__Work required__. Scan the data that follows and count the lines with the string "плечо"; answer with the count alone.

__Data records__.
----

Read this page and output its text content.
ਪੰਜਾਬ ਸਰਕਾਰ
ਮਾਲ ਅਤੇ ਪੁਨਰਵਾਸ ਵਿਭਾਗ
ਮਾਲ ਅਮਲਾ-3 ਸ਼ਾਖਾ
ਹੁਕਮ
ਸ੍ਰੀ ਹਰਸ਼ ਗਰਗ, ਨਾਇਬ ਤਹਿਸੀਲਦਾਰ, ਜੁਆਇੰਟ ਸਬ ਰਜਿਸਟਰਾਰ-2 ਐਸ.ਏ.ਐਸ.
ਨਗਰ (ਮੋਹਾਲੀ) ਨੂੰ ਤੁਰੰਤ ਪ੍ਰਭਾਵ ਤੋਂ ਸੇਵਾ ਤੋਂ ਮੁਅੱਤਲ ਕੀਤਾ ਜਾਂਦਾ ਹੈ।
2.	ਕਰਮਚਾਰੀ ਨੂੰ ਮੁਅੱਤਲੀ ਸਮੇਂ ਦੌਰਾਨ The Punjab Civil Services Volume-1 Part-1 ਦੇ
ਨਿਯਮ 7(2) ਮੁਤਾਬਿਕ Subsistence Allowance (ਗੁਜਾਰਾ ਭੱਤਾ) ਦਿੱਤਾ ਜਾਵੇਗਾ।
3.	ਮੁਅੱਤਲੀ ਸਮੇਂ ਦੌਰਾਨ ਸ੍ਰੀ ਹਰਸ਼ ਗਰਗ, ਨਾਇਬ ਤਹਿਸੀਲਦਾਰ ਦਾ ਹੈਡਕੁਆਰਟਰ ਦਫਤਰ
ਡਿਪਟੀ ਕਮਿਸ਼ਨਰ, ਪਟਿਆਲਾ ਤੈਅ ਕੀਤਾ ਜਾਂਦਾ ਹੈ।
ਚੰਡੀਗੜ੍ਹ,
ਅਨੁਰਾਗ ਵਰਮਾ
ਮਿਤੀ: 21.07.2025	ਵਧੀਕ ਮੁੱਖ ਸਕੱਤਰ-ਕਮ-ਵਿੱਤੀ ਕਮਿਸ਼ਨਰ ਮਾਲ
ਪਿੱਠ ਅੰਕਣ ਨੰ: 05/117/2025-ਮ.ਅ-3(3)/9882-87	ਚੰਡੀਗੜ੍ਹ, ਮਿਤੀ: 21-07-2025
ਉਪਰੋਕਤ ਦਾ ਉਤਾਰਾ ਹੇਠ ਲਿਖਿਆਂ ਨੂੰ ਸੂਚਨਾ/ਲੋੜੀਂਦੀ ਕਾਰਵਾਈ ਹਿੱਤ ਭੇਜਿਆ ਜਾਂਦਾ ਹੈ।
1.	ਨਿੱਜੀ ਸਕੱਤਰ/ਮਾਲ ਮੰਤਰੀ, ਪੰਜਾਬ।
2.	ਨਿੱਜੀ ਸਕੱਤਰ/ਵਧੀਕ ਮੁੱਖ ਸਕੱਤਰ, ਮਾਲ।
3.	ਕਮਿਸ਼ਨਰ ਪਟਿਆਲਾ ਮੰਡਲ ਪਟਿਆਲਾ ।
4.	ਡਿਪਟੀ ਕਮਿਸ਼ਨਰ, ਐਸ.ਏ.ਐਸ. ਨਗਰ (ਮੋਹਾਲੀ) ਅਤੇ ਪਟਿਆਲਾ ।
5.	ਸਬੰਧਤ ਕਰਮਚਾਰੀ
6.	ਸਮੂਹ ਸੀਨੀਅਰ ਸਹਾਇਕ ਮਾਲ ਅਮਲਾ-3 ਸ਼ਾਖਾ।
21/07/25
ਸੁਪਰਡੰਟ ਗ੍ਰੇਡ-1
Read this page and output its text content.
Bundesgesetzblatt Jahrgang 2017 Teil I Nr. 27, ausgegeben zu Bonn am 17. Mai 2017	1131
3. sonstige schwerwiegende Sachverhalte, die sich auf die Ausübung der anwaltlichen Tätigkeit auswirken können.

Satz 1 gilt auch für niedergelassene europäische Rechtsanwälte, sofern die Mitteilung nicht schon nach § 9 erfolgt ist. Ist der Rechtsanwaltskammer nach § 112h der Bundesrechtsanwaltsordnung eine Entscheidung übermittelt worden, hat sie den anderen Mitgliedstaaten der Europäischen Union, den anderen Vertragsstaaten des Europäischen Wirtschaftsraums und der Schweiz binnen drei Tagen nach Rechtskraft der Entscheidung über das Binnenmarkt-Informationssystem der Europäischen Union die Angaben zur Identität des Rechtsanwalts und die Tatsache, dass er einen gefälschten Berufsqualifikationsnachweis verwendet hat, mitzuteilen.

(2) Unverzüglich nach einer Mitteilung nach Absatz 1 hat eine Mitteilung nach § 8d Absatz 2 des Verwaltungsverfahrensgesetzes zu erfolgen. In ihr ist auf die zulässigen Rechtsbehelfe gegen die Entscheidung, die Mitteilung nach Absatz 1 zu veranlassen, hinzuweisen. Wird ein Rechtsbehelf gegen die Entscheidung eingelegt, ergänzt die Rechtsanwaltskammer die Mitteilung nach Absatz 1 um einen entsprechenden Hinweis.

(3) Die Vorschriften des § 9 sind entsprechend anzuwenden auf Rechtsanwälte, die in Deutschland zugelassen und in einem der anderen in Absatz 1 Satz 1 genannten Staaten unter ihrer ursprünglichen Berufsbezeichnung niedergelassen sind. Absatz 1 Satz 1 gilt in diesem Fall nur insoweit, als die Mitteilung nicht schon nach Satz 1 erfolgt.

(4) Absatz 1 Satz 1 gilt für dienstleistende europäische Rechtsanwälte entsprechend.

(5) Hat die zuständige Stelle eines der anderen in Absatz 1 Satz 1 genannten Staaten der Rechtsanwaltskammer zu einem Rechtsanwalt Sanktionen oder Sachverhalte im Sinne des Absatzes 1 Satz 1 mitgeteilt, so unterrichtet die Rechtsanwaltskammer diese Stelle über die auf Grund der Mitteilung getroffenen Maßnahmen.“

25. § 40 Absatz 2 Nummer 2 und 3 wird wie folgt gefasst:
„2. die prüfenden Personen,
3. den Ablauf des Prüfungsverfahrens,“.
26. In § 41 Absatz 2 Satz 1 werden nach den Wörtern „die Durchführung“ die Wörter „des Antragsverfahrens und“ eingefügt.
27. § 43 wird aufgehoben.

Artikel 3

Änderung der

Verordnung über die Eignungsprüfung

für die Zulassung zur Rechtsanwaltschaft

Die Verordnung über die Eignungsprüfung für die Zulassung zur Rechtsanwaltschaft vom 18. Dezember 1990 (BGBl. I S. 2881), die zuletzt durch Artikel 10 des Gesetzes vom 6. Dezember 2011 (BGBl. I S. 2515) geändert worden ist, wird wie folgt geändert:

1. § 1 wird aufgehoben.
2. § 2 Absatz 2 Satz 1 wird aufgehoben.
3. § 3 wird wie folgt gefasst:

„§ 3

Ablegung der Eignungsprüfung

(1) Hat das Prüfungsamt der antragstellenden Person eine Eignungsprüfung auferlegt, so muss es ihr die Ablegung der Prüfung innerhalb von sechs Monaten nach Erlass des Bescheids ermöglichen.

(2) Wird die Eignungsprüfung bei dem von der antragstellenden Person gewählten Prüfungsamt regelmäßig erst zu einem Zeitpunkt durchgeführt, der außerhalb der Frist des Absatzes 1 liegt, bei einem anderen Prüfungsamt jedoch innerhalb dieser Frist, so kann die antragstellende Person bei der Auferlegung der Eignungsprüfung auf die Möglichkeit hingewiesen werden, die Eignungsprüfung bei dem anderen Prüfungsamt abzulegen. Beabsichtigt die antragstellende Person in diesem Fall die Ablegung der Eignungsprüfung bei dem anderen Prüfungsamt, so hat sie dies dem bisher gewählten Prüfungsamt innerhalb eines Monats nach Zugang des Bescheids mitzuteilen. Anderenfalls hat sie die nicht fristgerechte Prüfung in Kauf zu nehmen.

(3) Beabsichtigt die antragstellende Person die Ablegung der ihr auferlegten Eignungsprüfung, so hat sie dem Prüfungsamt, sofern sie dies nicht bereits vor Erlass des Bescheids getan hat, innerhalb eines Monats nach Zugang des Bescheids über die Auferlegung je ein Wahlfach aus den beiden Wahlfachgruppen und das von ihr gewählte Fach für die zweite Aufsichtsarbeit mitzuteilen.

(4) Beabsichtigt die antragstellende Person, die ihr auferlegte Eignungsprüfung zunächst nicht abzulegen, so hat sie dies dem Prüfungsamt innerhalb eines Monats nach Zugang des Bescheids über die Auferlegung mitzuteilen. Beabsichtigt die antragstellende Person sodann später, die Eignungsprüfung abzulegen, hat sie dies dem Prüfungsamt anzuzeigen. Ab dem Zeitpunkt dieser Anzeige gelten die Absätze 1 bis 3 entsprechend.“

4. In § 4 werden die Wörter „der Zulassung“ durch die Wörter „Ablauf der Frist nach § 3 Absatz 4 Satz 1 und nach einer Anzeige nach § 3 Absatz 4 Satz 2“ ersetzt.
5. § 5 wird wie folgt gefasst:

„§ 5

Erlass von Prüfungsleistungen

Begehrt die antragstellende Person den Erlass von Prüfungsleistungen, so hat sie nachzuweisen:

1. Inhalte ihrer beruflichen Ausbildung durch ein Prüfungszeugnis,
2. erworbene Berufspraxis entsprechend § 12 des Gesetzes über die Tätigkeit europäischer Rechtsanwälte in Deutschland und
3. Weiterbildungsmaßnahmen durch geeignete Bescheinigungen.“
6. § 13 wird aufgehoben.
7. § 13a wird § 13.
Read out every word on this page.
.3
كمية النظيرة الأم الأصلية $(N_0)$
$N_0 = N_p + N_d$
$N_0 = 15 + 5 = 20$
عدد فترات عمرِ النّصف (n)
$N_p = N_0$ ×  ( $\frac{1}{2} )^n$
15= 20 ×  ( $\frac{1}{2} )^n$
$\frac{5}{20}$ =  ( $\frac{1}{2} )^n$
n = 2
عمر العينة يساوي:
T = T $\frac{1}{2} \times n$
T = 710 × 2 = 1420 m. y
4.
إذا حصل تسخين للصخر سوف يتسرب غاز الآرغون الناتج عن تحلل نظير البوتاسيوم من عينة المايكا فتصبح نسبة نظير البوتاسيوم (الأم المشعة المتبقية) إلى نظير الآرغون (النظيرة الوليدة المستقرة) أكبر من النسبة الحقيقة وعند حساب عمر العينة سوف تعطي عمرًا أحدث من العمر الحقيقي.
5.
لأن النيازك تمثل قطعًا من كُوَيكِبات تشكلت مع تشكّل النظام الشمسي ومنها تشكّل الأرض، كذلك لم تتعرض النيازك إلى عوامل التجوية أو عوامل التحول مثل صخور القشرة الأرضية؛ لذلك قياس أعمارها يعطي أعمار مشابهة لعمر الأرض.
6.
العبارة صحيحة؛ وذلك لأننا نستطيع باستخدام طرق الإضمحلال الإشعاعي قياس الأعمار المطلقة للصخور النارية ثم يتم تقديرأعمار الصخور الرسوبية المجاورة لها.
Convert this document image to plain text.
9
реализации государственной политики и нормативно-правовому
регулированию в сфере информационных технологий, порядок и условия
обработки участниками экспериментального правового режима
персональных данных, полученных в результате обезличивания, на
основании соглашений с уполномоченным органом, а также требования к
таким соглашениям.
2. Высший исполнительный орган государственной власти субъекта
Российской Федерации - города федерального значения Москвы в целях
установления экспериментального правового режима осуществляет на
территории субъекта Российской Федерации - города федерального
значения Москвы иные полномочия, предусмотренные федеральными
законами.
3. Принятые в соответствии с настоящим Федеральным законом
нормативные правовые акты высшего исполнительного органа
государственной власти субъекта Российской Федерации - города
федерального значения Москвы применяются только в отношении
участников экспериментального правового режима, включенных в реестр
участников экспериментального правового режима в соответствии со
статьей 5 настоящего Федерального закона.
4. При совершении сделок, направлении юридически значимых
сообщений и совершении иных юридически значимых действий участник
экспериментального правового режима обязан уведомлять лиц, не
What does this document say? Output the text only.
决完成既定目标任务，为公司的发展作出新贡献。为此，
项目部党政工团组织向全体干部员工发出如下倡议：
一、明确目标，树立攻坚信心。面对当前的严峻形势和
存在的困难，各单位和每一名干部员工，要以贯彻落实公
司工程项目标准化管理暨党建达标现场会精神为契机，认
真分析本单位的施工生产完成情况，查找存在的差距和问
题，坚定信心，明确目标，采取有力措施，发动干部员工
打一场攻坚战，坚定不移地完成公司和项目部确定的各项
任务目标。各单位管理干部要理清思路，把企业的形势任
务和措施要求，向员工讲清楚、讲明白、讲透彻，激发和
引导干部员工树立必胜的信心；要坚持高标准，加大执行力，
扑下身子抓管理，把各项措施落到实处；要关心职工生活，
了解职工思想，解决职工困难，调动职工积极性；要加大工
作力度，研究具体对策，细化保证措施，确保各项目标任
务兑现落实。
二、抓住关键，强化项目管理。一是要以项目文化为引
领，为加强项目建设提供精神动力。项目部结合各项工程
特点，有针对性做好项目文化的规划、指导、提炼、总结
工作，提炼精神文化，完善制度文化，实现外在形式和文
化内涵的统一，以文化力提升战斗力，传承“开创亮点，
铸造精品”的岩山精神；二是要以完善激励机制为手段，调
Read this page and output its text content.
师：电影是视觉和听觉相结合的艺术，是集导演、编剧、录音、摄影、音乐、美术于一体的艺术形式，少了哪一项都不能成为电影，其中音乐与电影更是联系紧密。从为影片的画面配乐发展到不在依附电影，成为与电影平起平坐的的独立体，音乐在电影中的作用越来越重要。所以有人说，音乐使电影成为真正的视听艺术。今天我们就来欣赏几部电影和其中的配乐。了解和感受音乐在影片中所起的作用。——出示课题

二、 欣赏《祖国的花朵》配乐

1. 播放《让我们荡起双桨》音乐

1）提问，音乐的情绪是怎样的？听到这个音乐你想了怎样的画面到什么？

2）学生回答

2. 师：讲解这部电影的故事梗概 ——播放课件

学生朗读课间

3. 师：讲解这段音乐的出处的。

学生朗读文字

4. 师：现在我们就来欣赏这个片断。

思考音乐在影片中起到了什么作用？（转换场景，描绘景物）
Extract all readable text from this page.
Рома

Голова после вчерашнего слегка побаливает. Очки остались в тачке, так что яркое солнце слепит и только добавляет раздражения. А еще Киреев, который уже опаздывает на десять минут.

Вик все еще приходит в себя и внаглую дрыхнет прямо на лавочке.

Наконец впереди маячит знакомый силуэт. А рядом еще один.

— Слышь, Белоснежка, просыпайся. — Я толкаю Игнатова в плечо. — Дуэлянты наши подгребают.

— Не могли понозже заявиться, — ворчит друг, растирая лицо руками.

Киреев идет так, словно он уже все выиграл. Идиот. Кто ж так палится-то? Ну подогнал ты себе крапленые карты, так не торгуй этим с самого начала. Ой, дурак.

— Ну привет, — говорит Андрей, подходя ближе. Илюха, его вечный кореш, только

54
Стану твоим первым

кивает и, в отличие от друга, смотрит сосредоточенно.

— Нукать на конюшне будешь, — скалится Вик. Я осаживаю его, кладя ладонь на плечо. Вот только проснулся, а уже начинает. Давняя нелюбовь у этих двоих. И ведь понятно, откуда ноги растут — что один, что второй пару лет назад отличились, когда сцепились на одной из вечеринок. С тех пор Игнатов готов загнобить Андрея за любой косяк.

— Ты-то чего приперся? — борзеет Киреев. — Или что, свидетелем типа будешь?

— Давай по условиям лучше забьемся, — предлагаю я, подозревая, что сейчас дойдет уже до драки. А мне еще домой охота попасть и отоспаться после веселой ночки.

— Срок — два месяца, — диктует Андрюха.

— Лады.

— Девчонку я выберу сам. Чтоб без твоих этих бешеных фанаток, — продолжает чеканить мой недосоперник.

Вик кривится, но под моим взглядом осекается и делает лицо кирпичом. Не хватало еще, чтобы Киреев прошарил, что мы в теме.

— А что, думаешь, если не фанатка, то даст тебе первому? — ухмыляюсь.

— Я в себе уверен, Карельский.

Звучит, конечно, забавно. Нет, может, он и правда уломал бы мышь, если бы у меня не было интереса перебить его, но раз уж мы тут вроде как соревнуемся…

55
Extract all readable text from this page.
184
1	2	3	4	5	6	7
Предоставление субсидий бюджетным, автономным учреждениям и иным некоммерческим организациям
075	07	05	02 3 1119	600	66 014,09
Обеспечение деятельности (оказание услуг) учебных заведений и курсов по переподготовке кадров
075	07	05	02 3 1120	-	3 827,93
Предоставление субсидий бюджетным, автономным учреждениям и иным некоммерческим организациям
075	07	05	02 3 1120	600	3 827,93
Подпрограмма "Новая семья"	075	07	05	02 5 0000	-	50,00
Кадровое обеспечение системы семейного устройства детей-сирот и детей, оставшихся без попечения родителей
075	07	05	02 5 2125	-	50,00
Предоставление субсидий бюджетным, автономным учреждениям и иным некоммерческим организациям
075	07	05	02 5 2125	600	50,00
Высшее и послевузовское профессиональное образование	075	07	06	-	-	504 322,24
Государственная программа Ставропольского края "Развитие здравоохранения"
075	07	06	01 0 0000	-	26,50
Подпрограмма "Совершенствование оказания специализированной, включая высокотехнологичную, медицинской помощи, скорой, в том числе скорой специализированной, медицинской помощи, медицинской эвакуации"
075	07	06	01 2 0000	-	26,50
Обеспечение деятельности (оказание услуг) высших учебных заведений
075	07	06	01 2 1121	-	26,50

----

__The answer__. 2